Work to complete
Find the lines that hold the word "this" and return them.

================

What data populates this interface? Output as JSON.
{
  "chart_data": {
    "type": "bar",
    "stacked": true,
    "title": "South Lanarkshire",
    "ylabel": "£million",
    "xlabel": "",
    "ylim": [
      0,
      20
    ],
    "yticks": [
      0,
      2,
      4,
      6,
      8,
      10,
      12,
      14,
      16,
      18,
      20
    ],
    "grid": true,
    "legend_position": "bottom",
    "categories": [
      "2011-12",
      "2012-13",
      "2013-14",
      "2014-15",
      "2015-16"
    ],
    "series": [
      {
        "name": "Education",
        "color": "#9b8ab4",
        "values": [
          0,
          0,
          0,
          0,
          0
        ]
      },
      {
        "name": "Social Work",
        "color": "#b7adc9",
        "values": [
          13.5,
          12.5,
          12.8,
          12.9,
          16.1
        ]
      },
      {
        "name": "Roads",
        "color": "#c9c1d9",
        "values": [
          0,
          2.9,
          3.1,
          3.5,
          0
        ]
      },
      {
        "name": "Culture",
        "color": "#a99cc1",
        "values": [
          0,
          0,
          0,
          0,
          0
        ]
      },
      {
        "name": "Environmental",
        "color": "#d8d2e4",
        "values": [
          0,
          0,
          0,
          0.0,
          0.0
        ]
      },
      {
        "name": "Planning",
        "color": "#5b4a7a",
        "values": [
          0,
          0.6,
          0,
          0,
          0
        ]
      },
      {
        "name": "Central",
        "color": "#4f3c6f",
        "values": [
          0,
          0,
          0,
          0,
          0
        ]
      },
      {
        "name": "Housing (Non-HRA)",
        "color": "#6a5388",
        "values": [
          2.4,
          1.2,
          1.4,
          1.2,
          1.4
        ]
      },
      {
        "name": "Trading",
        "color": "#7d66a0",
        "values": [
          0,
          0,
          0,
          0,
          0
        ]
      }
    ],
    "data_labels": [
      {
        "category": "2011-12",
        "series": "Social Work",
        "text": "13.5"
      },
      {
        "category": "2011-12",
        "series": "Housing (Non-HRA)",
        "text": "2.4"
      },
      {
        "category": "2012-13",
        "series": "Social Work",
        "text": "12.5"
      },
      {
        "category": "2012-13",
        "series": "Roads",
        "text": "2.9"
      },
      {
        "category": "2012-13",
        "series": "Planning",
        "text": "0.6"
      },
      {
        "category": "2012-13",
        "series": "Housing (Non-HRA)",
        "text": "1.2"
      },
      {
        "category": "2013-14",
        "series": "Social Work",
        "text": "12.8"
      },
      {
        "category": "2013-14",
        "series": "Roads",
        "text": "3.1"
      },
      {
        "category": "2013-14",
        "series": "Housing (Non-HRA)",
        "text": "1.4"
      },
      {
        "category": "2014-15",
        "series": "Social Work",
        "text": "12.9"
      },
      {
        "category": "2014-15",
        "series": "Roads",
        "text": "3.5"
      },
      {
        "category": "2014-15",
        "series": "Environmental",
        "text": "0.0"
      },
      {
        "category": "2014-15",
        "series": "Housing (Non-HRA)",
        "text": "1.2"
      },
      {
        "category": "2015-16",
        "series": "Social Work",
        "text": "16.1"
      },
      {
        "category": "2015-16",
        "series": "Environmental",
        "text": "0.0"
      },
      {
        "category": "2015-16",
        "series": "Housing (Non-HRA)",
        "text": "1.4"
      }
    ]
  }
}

================

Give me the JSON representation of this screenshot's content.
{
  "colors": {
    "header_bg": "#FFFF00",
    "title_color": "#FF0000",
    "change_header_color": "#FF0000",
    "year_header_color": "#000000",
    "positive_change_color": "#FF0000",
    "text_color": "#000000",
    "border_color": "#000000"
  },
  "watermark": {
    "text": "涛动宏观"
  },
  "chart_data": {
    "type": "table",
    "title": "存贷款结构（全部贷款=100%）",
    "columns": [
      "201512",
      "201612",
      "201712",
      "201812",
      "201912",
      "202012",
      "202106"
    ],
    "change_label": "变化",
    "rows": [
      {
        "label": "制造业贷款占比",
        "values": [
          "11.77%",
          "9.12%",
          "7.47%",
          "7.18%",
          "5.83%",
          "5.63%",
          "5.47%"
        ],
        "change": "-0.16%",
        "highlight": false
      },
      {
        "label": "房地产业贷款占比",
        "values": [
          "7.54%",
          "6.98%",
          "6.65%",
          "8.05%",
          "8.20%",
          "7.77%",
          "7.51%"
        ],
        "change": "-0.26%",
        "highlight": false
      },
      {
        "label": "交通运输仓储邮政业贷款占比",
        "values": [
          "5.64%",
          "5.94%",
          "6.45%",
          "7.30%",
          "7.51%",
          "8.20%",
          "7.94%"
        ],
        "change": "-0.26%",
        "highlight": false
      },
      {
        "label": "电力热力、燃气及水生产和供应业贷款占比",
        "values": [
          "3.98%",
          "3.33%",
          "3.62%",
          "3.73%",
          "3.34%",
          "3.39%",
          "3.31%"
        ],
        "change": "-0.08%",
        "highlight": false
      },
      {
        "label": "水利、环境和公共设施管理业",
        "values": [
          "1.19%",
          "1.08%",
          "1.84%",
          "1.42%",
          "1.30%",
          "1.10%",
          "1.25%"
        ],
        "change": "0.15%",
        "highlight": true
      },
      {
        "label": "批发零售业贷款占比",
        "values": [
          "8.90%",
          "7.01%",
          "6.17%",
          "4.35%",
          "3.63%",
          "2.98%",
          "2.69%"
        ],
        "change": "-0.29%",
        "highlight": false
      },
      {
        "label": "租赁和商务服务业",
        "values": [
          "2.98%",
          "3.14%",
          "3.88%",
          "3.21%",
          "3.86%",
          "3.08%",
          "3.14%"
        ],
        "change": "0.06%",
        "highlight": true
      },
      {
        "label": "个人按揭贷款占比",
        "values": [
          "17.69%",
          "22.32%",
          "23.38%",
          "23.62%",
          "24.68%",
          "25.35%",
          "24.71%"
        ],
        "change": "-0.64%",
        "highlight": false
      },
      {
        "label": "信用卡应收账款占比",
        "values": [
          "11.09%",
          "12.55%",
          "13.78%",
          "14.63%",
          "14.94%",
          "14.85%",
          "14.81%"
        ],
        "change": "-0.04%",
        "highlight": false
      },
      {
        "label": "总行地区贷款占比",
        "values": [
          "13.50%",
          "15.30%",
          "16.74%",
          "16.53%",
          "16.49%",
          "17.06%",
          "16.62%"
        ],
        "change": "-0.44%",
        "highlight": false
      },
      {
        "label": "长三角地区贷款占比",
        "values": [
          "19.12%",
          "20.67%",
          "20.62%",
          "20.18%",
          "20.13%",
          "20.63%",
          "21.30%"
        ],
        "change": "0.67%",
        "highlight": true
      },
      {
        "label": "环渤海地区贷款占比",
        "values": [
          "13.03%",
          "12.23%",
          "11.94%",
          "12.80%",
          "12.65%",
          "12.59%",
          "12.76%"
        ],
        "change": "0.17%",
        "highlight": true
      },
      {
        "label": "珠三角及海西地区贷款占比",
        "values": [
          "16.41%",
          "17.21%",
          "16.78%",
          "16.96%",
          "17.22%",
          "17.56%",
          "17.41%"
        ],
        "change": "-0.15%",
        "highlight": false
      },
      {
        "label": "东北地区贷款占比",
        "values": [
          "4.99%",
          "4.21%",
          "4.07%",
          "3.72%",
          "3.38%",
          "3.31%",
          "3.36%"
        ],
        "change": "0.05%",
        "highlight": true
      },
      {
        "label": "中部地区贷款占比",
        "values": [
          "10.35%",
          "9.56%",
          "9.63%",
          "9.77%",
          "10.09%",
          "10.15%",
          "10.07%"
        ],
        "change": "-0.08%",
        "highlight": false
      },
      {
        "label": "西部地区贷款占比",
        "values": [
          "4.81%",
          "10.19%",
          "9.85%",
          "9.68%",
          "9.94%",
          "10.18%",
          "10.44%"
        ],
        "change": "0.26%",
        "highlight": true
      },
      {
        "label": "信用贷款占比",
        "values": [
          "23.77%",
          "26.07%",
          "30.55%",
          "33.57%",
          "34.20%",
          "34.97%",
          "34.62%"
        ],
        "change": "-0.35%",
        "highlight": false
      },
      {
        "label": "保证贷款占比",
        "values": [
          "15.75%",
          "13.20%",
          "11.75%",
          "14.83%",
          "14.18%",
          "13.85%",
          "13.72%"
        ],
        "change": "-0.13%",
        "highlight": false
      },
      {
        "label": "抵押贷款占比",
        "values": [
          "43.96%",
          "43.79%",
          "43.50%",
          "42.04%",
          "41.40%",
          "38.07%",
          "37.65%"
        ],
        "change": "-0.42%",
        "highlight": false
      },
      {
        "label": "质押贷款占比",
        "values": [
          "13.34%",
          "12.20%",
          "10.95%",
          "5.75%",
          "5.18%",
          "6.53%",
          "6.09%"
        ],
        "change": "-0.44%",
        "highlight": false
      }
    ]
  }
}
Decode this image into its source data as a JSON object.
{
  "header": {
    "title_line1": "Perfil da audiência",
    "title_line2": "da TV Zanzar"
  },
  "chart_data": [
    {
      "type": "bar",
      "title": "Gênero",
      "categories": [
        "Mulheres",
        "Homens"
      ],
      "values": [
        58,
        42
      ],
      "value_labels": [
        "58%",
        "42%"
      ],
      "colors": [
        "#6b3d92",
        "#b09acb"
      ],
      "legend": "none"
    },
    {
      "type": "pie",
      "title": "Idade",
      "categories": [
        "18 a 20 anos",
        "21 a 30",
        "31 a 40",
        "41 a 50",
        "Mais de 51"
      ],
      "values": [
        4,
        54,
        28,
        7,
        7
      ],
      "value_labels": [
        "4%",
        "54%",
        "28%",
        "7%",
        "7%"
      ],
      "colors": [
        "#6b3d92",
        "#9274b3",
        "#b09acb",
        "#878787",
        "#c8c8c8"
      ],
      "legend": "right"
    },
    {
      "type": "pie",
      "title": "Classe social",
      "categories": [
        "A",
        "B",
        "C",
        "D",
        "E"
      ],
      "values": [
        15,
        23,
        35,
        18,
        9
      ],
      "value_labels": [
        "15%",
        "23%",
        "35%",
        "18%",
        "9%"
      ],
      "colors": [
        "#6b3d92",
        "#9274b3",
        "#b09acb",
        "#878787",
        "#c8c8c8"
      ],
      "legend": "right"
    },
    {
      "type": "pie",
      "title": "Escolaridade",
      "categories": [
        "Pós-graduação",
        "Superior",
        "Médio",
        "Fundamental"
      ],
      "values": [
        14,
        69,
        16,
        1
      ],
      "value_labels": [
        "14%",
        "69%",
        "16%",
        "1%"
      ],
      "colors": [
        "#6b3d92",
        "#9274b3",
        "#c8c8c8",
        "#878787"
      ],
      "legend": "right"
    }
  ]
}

================

Solution
What data populates this interface? Output as JSON.
Give me the JSON representation of this screenshot's content.
Decode this image into its source data as a JSON object.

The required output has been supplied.